- [Problem statement]: In the listing below, locate the lines that hold "title" and copy them.

- [Extracted records]:
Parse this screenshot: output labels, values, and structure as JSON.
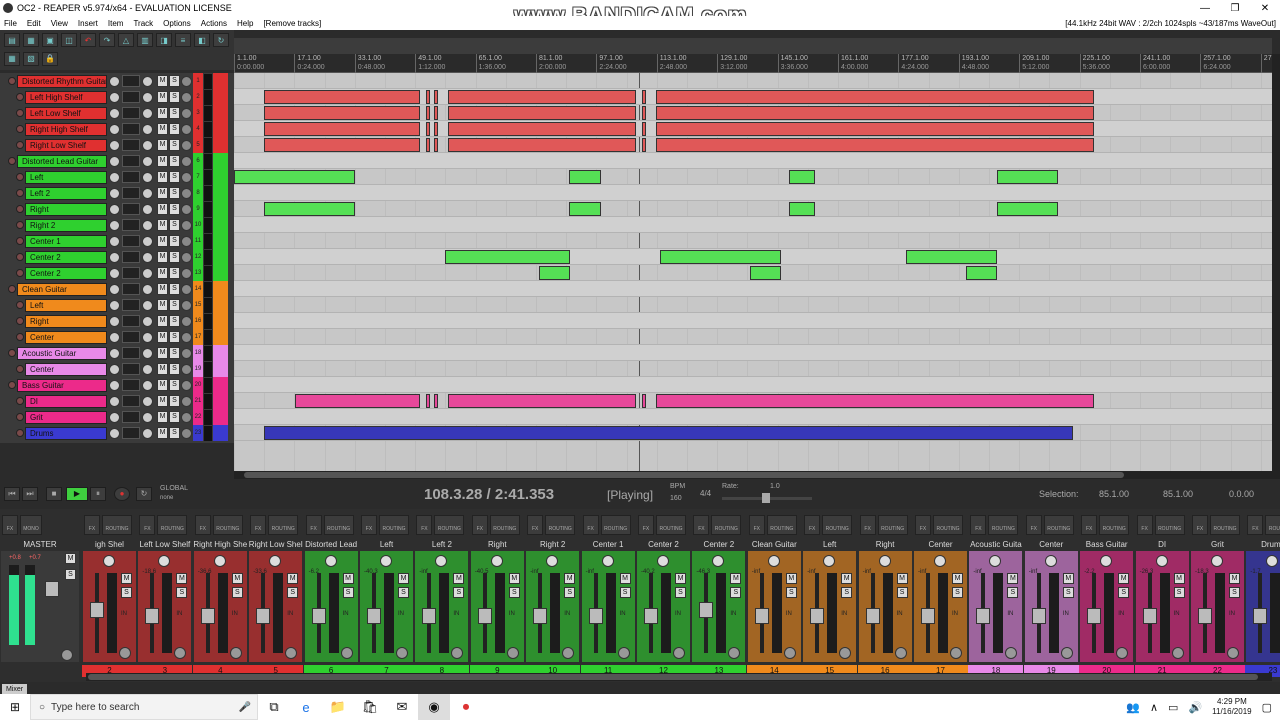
{
  "window": {
    "title": "OC2 - REAPER v5.974/x64 - EVALUATION LICENSE",
    "watermark": "www.BANDICAM.com"
  },
  "menu": {
    "items": [
      "File",
      "Edit",
      "View",
      "Insert",
      "Item",
      "Track",
      "Options",
      "Actions",
      "Help",
      "[Remove tracks]"
    ],
    "status": "[44.1kHz 24bit WAV : 2/2ch 1024spls ~43/187ms WaveOut]"
  },
  "ruler": {
    "marks": [
      {
        "bar": "1.1.00",
        "time": "0:00.000"
      },
      {
        "bar": "17.1.00",
        "time": "0:24.000"
      },
      {
        "bar": "33.1.00",
        "time": "0:48.000"
      },
      {
        "bar": "49.1.00",
        "time": "1:12.000"
      },
      {
        "bar": "65.1.00",
        "time": "1:36.000"
      },
      {
        "bar": "81.1.00",
        "time": "2:00.000"
      },
      {
        "bar": "97.1.00",
        "time": "2:24.000"
      },
      {
        "bar": "113.1.00",
        "time": "2:48.000"
      },
      {
        "bar": "129.1.00",
        "time": "3:12.000"
      },
      {
        "bar": "145.1.00",
        "time": "3:36.000"
      },
      {
        "bar": "161.1.00",
        "time": "4:00.000"
      },
      {
        "bar": "177.1.00",
        "time": "4:24.000"
      },
      {
        "bar": "193.1.00",
        "time": "4:48.000"
      },
      {
        "bar": "209.1.00",
        "time": "5:12.000"
      },
      {
        "bar": "225.1.00",
        "time": "5:36.000"
      },
      {
        "bar": "241.1.00",
        "time": "6:00.000"
      },
      {
        "bar": "257.1.00",
        "time": "6:24.000"
      },
      {
        "bar": "273",
        "time": ""
      }
    ]
  },
  "tracks": [
    {
      "name": "Distorted Rhythm Guitar",
      "folder": true,
      "num": "1",
      "color": "#e03030"
    },
    {
      "name": "Left High Shelf",
      "folder": false,
      "num": "2",
      "color": "#e03030"
    },
    {
      "name": "Left Low Shelf",
      "folder": false,
      "num": "3",
      "color": "#e03030"
    },
    {
      "name": "Right High Shelf",
      "folder": false,
      "num": "4",
      "color": "#e03030"
    },
    {
      "name": "Right Low Shelf",
      "folder": false,
      "num": "5",
      "color": "#e03030"
    },
    {
      "name": "Distorted Lead Guitar",
      "folder": true,
      "num": "6",
      "color": "#2fd02f"
    },
    {
      "name": "Left",
      "folder": false,
      "num": "7",
      "color": "#2fd02f"
    },
    {
      "name": "Left 2",
      "folder": false,
      "num": "8",
      "color": "#2fd02f"
    },
    {
      "name": "Right",
      "folder": false,
      "num": "9",
      "color": "#2fd02f"
    },
    {
      "name": "Right 2",
      "folder": false,
      "num": "10",
      "color": "#2fd02f"
    },
    {
      "name": "Center 1",
      "folder": false,
      "num": "11",
      "color": "#2fd02f"
    },
    {
      "name": "Center 2",
      "folder": false,
      "num": "12",
      "color": "#2fd02f"
    },
    {
      "name": "Center 2",
      "folder": false,
      "num": "13",
      "color": "#2fd02f"
    },
    {
      "name": "Clean Guitar",
      "folder": true,
      "num": "14",
      "color": "#f08a1c"
    },
    {
      "name": "Left",
      "folder": false,
      "num": "15",
      "color": "#f08a1c"
    },
    {
      "name": "Right",
      "folder": false,
      "num": "16",
      "color": "#f08a1c"
    },
    {
      "name": "Center",
      "folder": false,
      "num": "17",
      "color": "#f08a1c"
    },
    {
      "name": "Acoustic Guitar",
      "folder": true,
      "num": "18",
      "color": "#e889e8"
    },
    {
      "name": "Center",
      "folder": false,
      "num": "19",
      "color": "#e889e8"
    },
    {
      "name": "Bass Guitar",
      "folder": true,
      "num": "20",
      "color": "#ec2a8a"
    },
    {
      "name": "DI",
      "folder": false,
      "num": "21",
      "color": "#ec2a8a"
    },
    {
      "name": "Grit",
      "folder": false,
      "num": "22",
      "color": "#ec2a8a"
    },
    {
      "name": "Drums",
      "folder": false,
      "num": "23",
      "color": "#3a3ad0"
    }
  ],
  "button_labels": {
    "mute": "M",
    "solo": "S",
    "fx": "FX",
    "routing": "ROUTING",
    "mono": "MONO",
    "in": "IN"
  },
  "transport": {
    "position": "108.3.28 / 2:41.353",
    "state": "[Playing]",
    "bpm_label": "BPM",
    "bpm": "160",
    "timesig": "4/4",
    "rate_label": "Rate:",
    "rate": "1.0",
    "global_label": "GLOBAL",
    "global_sub": "none",
    "selection_label": "Selection:",
    "selection_start": "85.1.00",
    "selection_end": "85.1.00",
    "selection_length": "0.0.00"
  },
  "mixer": {
    "tab_label": "Mixer",
    "master_label": "MASTER",
    "master_levels": [
      "+0.8",
      "+0.7"
    ],
    "strips": [
      {
        "name": "igh Shel",
        "num": "2",
        "color": "#e03030",
        "level": "",
        "fader": 0.55
      },
      {
        "name": "Left Low Shelf",
        "num": "3",
        "color": "#e03030",
        "level": "-18.6",
        "fader": 0.45
      },
      {
        "name": "Right High She",
        "num": "4",
        "color": "#e03030",
        "level": "-36.6",
        "fader": 0.45
      },
      {
        "name": "Right Low Shel",
        "num": "5",
        "color": "#e03030",
        "level": "-33.6",
        "fader": 0.45
      },
      {
        "name": "Distorted Lead",
        "num": "6",
        "color": "#2fd02f",
        "level": "-6.2",
        "fader": 0.45
      },
      {
        "name": "Left",
        "num": "7",
        "color": "#2fd02f",
        "level": "-40.3",
        "fader": 0.45
      },
      {
        "name": "Left 2",
        "num": "8",
        "color": "#2fd02f",
        "level": "-inf",
        "fader": 0.45
      },
      {
        "name": "Right",
        "num": "9",
        "color": "#2fd02f",
        "level": "-40.5",
        "fader": 0.45
      },
      {
        "name": "Right 2",
        "num": "10",
        "color": "#2fd02f",
        "level": "-inf",
        "fader": 0.45
      },
      {
        "name": "Center 1",
        "num": "11",
        "color": "#2fd02f",
        "level": "-inf",
        "fader": 0.45
      },
      {
        "name": "Center 2",
        "num": "12",
        "color": "#2fd02f",
        "level": "-40.2",
        "fader": 0.45
      },
      {
        "name": "Center 2",
        "num": "13",
        "color": "#2fd02f",
        "level": "-46.3",
        "fader": 0.55
      },
      {
        "name": "Clean Guitar",
        "num": "14",
        "color": "#f08a1c",
        "level": "-inf",
        "fader": 0.45
      },
      {
        "name": "Left",
        "num": "15",
        "color": "#f08a1c",
        "level": "-inf",
        "fader": 0.45
      },
      {
        "name": "Right",
        "num": "16",
        "color": "#f08a1c",
        "level": "-inf",
        "fader": 0.45
      },
      {
        "name": "Center",
        "num": "17",
        "color": "#f08a1c",
        "level": "-inf",
        "fader": 0.45
      },
      {
        "name": "Acoustic Guita",
        "num": "18",
        "color": "#e889e8",
        "level": "-inf",
        "fader": 0.45
      },
      {
        "name": "Center",
        "num": "19",
        "color": "#e889e8",
        "level": "-inf",
        "fader": 0.45
      },
      {
        "name": "Bass Guitar",
        "num": "20",
        "color": "#ec2a8a",
        "level": "-2.2",
        "fader": 0.45
      },
      {
        "name": "DI",
        "num": "21",
        "color": "#ec2a8a",
        "level": "-26.3",
        "fader": 0.45
      },
      {
        "name": "Grit",
        "num": "22",
        "color": "#ec2a8a",
        "level": "-18.3",
        "fader": 0.45
      },
      {
        "name": "Drums",
        "num": "23",
        "color": "#3a3ad0",
        "level": "-1.7",
        "fader": 0.45
      }
    ]
  },
  "taskbar": {
    "search_placeholder": "Type here to search",
    "time": "4:29 PM",
    "date": "11/16/2019"
  }
}
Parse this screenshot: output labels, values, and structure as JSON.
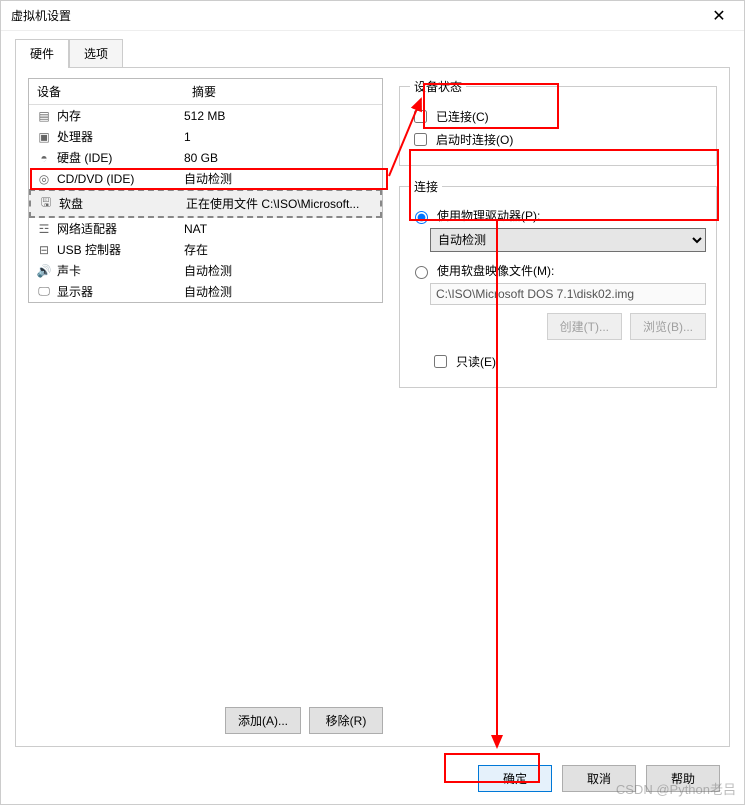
{
  "window": {
    "title": "虚拟机设置",
    "close": "✕"
  },
  "tabs": {
    "hardware": "硬件",
    "options": "选项"
  },
  "table": {
    "header_device": "设备",
    "header_summary": "摘要",
    "rows": [
      {
        "icon": "▤",
        "name": "内存",
        "summary": "512 MB"
      },
      {
        "icon": "▣",
        "name": "处理器",
        "summary": "1"
      },
      {
        "icon": "◓",
        "name": "硬盘 (IDE)",
        "summary": "80 GB"
      },
      {
        "icon": "◎",
        "name": "CD/DVD (IDE)",
        "summary": "自动检测"
      },
      {
        "icon": "🖫",
        "name": "软盘",
        "summary": "正在使用文件 C:\\ISO\\Microsoft..."
      },
      {
        "icon": "☲",
        "name": "网络适配器",
        "summary": "NAT"
      },
      {
        "icon": "⊟",
        "name": "USB 控制器",
        "summary": "存在"
      },
      {
        "icon": "🔊",
        "name": "声卡",
        "summary": "自动检测"
      },
      {
        "icon": "🖵",
        "name": "显示器",
        "summary": "自动检测"
      }
    ]
  },
  "left_buttons": {
    "add": "添加(A)...",
    "remove": "移除(R)"
  },
  "status": {
    "legend": "设备状态",
    "connected": "已连接(C)",
    "connect_at_poweron": "启动时连接(O)"
  },
  "connection": {
    "legend": "连接",
    "use_physical": "使用物理驱动器(P):",
    "autodetect": "自动检测",
    "use_image": "使用软盘映像文件(M):",
    "image_path": "C:\\ISO\\Microsoft DOS 7.1\\disk02.img",
    "create": "创建(T)...",
    "browse": "浏览(B)...",
    "readonly": "只读(E)"
  },
  "footer": {
    "ok": "确定",
    "cancel": "取消",
    "help": "帮助"
  },
  "watermark": "CSDN @Python老吕"
}
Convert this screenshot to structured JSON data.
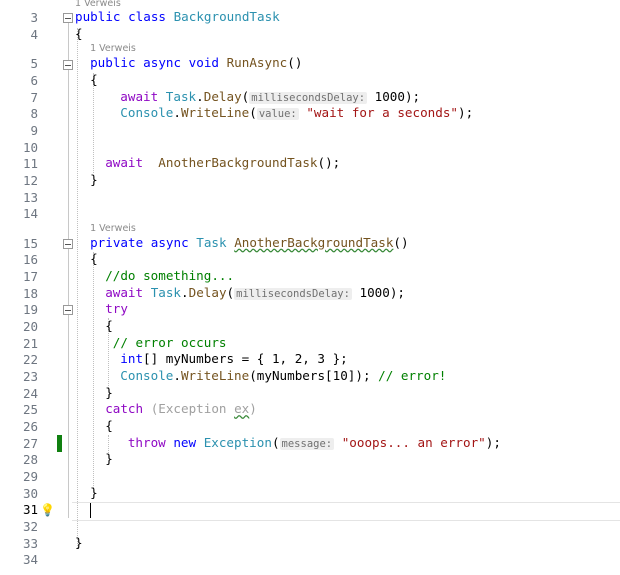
{
  "codelens": [
    {
      "text": "1 Verweis",
      "line_before": 3
    },
    {
      "text": "1 Verweis",
      "line_before": 5
    },
    {
      "text": "1 Verweis",
      "line_before": 15
    }
  ],
  "current_line": 31,
  "lines": [
    {
      "n": 3,
      "indent": 0,
      "tokens": [
        [
          "public ",
          "kw"
        ],
        [
          "class ",
          "kw"
        ],
        [
          "BackgroundTask",
          "ty"
        ]
      ]
    },
    {
      "n": 4,
      "indent": 0,
      "tokens": [
        [
          "{",
          ""
        ]
      ]
    },
    {
      "n": 5,
      "indent": 2,
      "tokens": [
        [
          "public ",
          "kw"
        ],
        [
          "async ",
          "kw"
        ],
        [
          "void ",
          "kw"
        ],
        [
          "RunAsync",
          "fn"
        ],
        [
          "()",
          ""
        ]
      ]
    },
    {
      "n": 6,
      "indent": 2,
      "tokens": [
        [
          "{",
          ""
        ]
      ]
    },
    {
      "n": 7,
      "indent": 6,
      "tokens": [
        [
          "await ",
          "ctl"
        ],
        [
          "Task",
          "ty"
        ],
        [
          ".",
          ""
        ],
        [
          "Delay",
          "fn"
        ],
        [
          "(",
          ""
        ],
        [
          "millisecondsDelay:",
          "hint"
        ],
        [
          " 1000);",
          ""
        ]
      ]
    },
    {
      "n": 8,
      "indent": 6,
      "tokens": [
        [
          "Console",
          "ty"
        ],
        [
          ".",
          ""
        ],
        [
          "WriteLine",
          "fn"
        ],
        [
          "(",
          ""
        ],
        [
          "value:",
          "hint"
        ],
        [
          " ",
          ""
        ],
        [
          "\"wait for a seconds\"",
          "str"
        ],
        [
          ");",
          ""
        ]
      ]
    },
    {
      "n": 9,
      "indent": 0,
      "tokens": []
    },
    {
      "n": 10,
      "indent": 0,
      "tokens": []
    },
    {
      "n": 11,
      "indent": 4,
      "tokens": [
        [
          "await ",
          "ctl"
        ],
        [
          " ",
          ""
        ],
        [
          "AnotherBackgroundTask",
          "fn"
        ],
        [
          "();",
          ""
        ]
      ]
    },
    {
      "n": 12,
      "indent": 2,
      "tokens": [
        [
          "}",
          ""
        ]
      ]
    },
    {
      "n": 13,
      "indent": 0,
      "tokens": []
    },
    {
      "n": 14,
      "indent": 0,
      "tokens": []
    },
    {
      "n": 15,
      "indent": 2,
      "tokens": [
        [
          "private ",
          "kw"
        ],
        [
          "async ",
          "kw"
        ],
        [
          "Task ",
          "ty"
        ],
        [
          "AnotherBackgroundTask",
          "fn sq"
        ],
        [
          "()",
          ""
        ]
      ]
    },
    {
      "n": 16,
      "indent": 2,
      "tokens": [
        [
          "{",
          ""
        ]
      ]
    },
    {
      "n": 17,
      "indent": 4,
      "tokens": [
        [
          "//do something...",
          "cm"
        ]
      ]
    },
    {
      "n": 18,
      "indent": 4,
      "tokens": [
        [
          "await ",
          "ctl"
        ],
        [
          "Task",
          "ty"
        ],
        [
          ".",
          ""
        ],
        [
          "Delay",
          "fn"
        ],
        [
          "(",
          ""
        ],
        [
          "millisecondsDelay:",
          "hint"
        ],
        [
          " 1000);",
          ""
        ]
      ]
    },
    {
      "n": 19,
      "indent": 4,
      "tokens": [
        [
          "try",
          "ctl"
        ]
      ]
    },
    {
      "n": 20,
      "indent": 4,
      "tokens": [
        [
          "{",
          ""
        ]
      ]
    },
    {
      "n": 21,
      "indent": 5,
      "tokens": [
        [
          "// error occurs",
          "cm"
        ]
      ]
    },
    {
      "n": 22,
      "indent": 6,
      "tokens": [
        [
          "int",
          "kw"
        ],
        [
          "[] myNumbers = { 1, 2, 3 };",
          ""
        ]
      ]
    },
    {
      "n": 23,
      "indent": 6,
      "tokens": [
        [
          "Console",
          "ty"
        ],
        [
          ".",
          ""
        ],
        [
          "WriteLine",
          "fn"
        ],
        [
          "(myNumbers[10]); ",
          ""
        ],
        [
          "// error!",
          "cm"
        ]
      ]
    },
    {
      "n": 24,
      "indent": 4,
      "tokens": [
        [
          "}",
          ""
        ]
      ]
    },
    {
      "n": 25,
      "indent": 4,
      "tokens": [
        [
          "catch ",
          "ctl"
        ],
        [
          "(Exception ",
          "gray"
        ],
        [
          "ex",
          "gray sq"
        ],
        [
          ")",
          "gray"
        ]
      ]
    },
    {
      "n": 26,
      "indent": 4,
      "tokens": [
        [
          "{",
          ""
        ]
      ]
    },
    {
      "n": 27,
      "indent": 7,
      "tokens": [
        [
          "throw ",
          "ctl"
        ],
        [
          "new ",
          "kw"
        ],
        [
          "Exception",
          "ty"
        ],
        [
          "(",
          ""
        ],
        [
          "message:",
          "hint"
        ],
        [
          " ",
          ""
        ],
        [
          "\"ooops... an error\"",
          "str"
        ],
        [
          ");",
          ""
        ]
      ]
    },
    {
      "n": 28,
      "indent": 4,
      "tokens": [
        [
          "}",
          ""
        ]
      ]
    },
    {
      "n": 29,
      "indent": 0,
      "tokens": []
    },
    {
      "n": 30,
      "indent": 2,
      "tokens": [
        [
          "}",
          ""
        ]
      ]
    },
    {
      "n": 31,
      "indent": 0,
      "tokens": []
    },
    {
      "n": 32,
      "indent": 0,
      "tokens": []
    },
    {
      "n": 33,
      "indent": 0,
      "tokens": [
        [
          "}",
          ""
        ]
      ]
    },
    {
      "n": 34,
      "indent": 0,
      "tokens": []
    }
  ]
}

- [Written response]:
    "title": "OC2 - REAPER v5.974/x64 - EVALUATION LICENSE",
    "title": "虚拟机设置",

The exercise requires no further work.